__What you should do__:
Copy out every line of the data exactly.
* * * * * * * * *
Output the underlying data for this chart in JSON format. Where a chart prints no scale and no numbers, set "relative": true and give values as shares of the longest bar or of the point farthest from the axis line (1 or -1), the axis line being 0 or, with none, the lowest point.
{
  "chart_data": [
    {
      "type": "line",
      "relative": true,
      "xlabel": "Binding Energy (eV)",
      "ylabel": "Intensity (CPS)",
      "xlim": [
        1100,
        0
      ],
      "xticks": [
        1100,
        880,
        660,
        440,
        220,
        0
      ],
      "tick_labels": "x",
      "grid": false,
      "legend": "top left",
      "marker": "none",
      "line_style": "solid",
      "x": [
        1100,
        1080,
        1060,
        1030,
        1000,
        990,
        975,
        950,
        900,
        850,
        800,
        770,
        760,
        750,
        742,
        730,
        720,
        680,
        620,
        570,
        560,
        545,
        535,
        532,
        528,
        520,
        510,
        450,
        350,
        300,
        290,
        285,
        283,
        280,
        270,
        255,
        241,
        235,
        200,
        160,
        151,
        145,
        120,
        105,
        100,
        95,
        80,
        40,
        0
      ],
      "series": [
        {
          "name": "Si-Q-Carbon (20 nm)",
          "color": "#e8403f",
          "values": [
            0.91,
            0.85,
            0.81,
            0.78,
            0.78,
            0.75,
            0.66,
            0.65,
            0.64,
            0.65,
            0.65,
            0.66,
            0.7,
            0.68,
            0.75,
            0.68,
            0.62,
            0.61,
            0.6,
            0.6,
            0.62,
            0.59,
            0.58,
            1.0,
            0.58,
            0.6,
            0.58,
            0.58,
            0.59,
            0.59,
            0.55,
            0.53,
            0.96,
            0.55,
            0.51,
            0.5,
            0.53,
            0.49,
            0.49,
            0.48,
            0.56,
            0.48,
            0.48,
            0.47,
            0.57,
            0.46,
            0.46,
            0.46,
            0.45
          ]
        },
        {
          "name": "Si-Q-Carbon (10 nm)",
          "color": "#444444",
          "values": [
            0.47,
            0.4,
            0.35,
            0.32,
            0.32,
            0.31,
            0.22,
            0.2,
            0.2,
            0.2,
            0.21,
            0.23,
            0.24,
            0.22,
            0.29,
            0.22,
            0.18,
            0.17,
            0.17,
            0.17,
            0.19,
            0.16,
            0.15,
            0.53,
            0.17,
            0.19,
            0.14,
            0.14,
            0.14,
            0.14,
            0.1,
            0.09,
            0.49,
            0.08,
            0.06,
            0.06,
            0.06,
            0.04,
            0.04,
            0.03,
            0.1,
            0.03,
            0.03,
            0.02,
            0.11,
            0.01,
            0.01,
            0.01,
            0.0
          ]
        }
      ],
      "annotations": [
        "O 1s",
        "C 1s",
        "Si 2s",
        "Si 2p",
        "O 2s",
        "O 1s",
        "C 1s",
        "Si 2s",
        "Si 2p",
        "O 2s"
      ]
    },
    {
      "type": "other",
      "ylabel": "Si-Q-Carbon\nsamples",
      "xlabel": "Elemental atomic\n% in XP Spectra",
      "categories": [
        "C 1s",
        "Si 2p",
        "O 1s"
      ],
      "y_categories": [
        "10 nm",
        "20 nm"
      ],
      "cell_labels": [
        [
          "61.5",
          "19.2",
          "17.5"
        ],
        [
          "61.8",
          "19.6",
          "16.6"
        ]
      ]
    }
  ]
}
* * * * * * * * *
__The output__:
Output the underlying data for this chart in JSON format. Where a chart prints no scale and no numbers, set "relative": true and give values as shares of the longest bar or of the point farthest from the axis line (1 or -1), the axis line being 0 or, with none, the lowest point.
{
  "chart_data": [
    {
      "type": "line",
      "relative": true,
      "xlabel": "Binding Energy (eV)",
      "ylabel": "Intensity (CPS)",
      "xlim": [
        1100,
        0
      ],
      "xticks": [
        1100,
        880,
        660,
        440,
        220,
        0
      ],
      "tick_labels": "x",
      "grid": false,
      "legend": "top left",
      "marker": "none",
      "line_style": "solid",
      "x": [
        1100,
        1080,
        1060,
        1030,
        1000,
        990,
        975,
        950,
        900,
        850,
        800,
        770,
        760,
        750,
        742,
        730,
        720,
        680,
        620,
        570,
        560,
        545,
        535,
        532,
        528,
        520,
        510,
        450,
        350,
        300,
        290,
        285,
        283,
        280,
        270,
        255,
        241,
        235,
        200,
        160,
        151,
        145,
        120,
        105,
        100,
        95,
        80,
        40,
        0
      ],
      "series": [
        {
          "name": "Si-Q-Carbon (20 nm)",
          "color": "#e8403f",
          "values": [
            0.91,
            0.85,
            0.81,
            0.78,
            0.78,
            0.75,
            0.66,
            0.65,
            0.64,
            0.65,
            0.65,
            0.66,
            0.7,
            0.68,
            0.75,
            0.68,
            0.62,
            0.61,
            0.6,
            0.6,
            0.62,
            0.59,
            0.58,
            1.0,
            0.58,
            0.6,
            0.58,
            0.58,
            0.59,
            0.59,
            0.55,
            0.53,
            0.96,
            0.55,
            0.51,
            0.5,
            0.53,
            0.49,
            0.49,
            0.48,
            0.56,
            0.48,
            0.48,
            0.47,
            0.57,
            0.46,
            0.46,
            0.46,
            0.45
          ]
        },
        {
          "name": "Si-Q-Carbon (10 nm)",
          "color": "#444444",
          "values": [
            0.47,
            0.4,
            0.35,
            0.32,
            0.32,
            0.31,
            0.22,
            0.2,
            0.2,
            0.2,
            0.21,
            0.23,
            0.24,
            0.22,
            0.29,
            0.22,
            0.18,
            0.17,
            0.17,
            0.17,
            0.19,
            0.16,
            0.15,
            0.53,
            0.17,
            0.19,
            0.14,
            0.14,
            0.14,
            0.14,
            0.1,
            0.09,
            0.49,
            0.08,
            0.06,
            0.06,
            0.06,
            0.04,
            0.04,
            0.03,
            0.1,
            0.03,
            0.03,
            0.02,
            0.11,
            0.01,
            0.01,
            0.01,
            0.0
          ]
        }
      ],
      "annotations": [
        "O 1s",
        "C 1s",
        "Si 2s",
        "Si 2p",
        "O 2s",
        "O 1s",
        "C 1s",
        "Si 2s",
        "Si 2p",
        "O 2s"
      ]
    },
    {
      "type": "other",
      "ylabel": "Si-Q-Carbon\nsamples",
      "xlabel": "Elemental atomic\n% in XP Spectra",
      "categories": [
        "C 1s",
        "Si 2p",
        "O 1s"
      ],
      "y_categories": [
        "10 nm",
        "20 nm"
      ],
      "cell_labels": [
        [
          "61.5",
          "19.2",
          "17.5"
        ],
        [
          "61.8",
          "19.6",
          "16.6"
        ]
      ]
    }
  ]
}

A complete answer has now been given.